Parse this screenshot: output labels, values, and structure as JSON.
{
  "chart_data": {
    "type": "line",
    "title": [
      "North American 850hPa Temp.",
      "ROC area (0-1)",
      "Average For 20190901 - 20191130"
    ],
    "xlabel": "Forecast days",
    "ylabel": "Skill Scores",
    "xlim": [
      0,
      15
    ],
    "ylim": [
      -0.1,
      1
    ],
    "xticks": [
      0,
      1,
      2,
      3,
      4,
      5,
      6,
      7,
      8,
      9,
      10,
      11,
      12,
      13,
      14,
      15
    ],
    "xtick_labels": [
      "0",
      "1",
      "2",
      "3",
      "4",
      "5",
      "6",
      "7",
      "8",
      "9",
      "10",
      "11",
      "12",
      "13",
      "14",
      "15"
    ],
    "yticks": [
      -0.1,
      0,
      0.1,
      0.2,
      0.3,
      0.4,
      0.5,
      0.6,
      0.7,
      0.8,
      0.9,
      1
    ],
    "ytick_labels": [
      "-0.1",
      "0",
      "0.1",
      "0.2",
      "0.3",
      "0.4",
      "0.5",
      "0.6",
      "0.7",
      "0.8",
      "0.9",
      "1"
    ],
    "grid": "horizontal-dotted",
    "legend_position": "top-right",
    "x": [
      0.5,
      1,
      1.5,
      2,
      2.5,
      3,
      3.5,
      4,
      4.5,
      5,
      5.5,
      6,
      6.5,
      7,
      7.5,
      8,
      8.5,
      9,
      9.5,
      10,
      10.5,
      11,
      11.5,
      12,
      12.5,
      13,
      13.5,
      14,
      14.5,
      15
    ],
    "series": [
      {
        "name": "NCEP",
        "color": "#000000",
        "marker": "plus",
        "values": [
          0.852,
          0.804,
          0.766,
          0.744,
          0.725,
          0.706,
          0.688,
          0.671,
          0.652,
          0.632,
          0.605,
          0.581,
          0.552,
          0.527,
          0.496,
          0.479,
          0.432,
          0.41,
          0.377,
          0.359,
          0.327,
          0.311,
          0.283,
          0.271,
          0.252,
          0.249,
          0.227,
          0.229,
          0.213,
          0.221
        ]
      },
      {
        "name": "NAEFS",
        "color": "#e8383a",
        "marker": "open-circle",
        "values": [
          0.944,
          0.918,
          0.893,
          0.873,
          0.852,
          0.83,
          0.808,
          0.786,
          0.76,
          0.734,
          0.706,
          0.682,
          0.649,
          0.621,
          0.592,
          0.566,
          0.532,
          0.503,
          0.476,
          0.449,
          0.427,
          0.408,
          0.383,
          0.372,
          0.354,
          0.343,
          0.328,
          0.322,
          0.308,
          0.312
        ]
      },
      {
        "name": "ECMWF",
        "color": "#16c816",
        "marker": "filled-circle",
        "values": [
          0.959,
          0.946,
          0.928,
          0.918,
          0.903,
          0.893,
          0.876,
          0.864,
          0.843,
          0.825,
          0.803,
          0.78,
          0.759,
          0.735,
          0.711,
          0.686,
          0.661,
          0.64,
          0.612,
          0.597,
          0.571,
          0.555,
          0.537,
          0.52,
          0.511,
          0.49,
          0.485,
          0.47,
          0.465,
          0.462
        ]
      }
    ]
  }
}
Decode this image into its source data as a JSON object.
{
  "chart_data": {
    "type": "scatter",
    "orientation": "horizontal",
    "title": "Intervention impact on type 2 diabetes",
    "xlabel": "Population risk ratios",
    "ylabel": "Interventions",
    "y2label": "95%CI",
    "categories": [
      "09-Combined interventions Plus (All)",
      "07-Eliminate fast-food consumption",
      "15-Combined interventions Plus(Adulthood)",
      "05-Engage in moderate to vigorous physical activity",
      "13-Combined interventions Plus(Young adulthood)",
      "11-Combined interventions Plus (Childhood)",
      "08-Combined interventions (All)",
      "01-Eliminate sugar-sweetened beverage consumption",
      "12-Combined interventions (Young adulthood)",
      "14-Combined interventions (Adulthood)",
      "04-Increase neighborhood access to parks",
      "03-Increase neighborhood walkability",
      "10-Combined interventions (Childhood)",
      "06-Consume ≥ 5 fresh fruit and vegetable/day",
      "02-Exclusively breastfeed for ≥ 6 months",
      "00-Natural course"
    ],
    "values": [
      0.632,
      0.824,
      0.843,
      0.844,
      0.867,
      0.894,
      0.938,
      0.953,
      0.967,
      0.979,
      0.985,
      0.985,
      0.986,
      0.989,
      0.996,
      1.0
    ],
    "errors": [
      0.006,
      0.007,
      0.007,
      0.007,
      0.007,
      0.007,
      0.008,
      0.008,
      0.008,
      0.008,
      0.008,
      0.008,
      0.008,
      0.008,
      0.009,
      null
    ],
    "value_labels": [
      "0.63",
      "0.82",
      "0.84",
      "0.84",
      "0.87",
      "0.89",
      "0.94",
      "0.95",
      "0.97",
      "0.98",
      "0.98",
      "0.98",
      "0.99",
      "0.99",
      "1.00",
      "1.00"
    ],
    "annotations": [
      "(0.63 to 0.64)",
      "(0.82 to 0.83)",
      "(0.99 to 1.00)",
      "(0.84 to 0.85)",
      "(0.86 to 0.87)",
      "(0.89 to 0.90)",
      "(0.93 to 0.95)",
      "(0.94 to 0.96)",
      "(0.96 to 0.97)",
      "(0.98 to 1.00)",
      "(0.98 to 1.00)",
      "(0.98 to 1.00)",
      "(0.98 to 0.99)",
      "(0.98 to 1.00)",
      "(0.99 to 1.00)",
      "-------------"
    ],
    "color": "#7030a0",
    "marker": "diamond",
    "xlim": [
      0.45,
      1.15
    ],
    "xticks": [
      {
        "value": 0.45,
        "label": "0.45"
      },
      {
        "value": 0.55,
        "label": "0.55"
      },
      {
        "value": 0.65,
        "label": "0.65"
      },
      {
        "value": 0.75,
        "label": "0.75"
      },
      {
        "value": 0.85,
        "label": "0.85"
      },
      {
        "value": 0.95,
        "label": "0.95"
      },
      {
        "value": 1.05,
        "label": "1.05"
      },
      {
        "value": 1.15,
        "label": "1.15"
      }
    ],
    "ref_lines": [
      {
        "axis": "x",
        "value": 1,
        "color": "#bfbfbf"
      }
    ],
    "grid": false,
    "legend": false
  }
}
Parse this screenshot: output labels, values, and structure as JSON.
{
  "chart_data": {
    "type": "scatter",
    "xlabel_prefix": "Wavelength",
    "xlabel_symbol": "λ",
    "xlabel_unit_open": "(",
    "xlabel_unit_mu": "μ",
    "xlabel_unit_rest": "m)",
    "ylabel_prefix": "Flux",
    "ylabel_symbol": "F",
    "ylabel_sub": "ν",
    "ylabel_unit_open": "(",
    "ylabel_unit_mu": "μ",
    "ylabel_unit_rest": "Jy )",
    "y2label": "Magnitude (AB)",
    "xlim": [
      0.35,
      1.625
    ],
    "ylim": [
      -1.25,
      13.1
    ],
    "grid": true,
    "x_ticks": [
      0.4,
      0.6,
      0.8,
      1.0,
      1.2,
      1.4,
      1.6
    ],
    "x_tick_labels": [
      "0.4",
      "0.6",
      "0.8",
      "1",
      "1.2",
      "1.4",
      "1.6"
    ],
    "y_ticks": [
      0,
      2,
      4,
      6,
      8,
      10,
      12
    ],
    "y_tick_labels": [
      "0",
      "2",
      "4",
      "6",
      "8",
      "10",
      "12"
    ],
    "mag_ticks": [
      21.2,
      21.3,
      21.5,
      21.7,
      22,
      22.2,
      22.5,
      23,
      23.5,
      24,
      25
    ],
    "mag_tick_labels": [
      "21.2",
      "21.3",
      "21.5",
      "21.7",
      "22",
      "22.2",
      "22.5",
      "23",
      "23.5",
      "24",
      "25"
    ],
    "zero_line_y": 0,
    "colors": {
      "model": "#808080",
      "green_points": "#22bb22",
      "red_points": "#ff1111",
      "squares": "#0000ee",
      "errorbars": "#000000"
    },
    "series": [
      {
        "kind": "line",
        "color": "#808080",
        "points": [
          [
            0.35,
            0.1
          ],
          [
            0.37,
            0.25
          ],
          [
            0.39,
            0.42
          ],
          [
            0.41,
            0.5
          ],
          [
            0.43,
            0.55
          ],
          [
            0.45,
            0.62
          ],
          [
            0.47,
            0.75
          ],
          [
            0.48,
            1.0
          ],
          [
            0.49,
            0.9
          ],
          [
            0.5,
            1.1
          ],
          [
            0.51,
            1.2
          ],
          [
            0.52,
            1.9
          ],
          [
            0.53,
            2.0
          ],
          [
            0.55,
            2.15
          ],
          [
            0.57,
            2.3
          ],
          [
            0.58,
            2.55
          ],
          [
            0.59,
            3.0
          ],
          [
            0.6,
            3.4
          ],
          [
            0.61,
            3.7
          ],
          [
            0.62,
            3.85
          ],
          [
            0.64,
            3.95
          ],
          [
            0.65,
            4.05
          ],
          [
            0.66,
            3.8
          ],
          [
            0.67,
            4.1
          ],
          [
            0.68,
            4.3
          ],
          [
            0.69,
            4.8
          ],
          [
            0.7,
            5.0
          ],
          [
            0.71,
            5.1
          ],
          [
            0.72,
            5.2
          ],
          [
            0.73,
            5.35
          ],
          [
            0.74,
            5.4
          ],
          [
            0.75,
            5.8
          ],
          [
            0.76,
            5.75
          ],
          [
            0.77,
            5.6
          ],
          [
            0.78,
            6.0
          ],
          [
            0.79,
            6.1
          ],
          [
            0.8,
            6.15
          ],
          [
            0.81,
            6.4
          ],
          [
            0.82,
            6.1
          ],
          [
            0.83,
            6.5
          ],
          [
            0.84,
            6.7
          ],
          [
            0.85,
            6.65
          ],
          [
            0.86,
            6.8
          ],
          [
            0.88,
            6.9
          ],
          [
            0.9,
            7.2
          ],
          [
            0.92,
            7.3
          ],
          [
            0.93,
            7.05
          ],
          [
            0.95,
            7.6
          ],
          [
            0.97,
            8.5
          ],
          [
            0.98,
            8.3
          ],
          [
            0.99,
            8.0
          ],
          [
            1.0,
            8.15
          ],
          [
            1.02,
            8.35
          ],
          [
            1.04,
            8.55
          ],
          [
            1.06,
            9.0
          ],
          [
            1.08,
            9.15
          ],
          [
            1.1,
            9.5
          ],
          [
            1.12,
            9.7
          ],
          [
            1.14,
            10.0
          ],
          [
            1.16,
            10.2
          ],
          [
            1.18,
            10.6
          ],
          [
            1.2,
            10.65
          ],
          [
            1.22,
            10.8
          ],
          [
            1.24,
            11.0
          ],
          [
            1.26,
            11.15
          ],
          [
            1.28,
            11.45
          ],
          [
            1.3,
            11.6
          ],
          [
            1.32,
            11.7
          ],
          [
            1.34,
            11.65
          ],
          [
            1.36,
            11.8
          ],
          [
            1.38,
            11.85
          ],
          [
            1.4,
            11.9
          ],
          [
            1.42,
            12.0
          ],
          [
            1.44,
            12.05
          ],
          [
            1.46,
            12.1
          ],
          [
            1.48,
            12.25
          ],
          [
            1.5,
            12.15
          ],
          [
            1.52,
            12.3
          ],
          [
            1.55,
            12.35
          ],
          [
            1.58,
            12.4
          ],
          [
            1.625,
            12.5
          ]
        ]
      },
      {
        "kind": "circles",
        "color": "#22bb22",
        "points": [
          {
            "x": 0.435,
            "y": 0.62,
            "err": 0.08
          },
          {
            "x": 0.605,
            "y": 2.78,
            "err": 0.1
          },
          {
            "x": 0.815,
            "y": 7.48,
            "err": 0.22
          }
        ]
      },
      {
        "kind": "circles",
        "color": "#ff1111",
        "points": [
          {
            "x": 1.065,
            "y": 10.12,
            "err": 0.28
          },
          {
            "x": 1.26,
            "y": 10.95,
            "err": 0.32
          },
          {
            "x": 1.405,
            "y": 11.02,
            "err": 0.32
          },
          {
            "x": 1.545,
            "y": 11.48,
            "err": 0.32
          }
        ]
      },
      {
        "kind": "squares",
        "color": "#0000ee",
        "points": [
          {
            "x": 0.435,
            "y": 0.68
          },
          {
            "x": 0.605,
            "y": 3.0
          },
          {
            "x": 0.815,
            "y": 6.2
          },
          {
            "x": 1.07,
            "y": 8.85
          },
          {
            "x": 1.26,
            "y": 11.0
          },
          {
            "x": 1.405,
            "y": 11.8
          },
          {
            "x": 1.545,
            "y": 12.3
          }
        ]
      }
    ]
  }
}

● ● ● ●

* [WRITTEN REQUEST]
Copy each line of the listing that contains the string "title".

* [ANSWER]
    "title": [
    "title": "Intervention impact on type 2 diabetes",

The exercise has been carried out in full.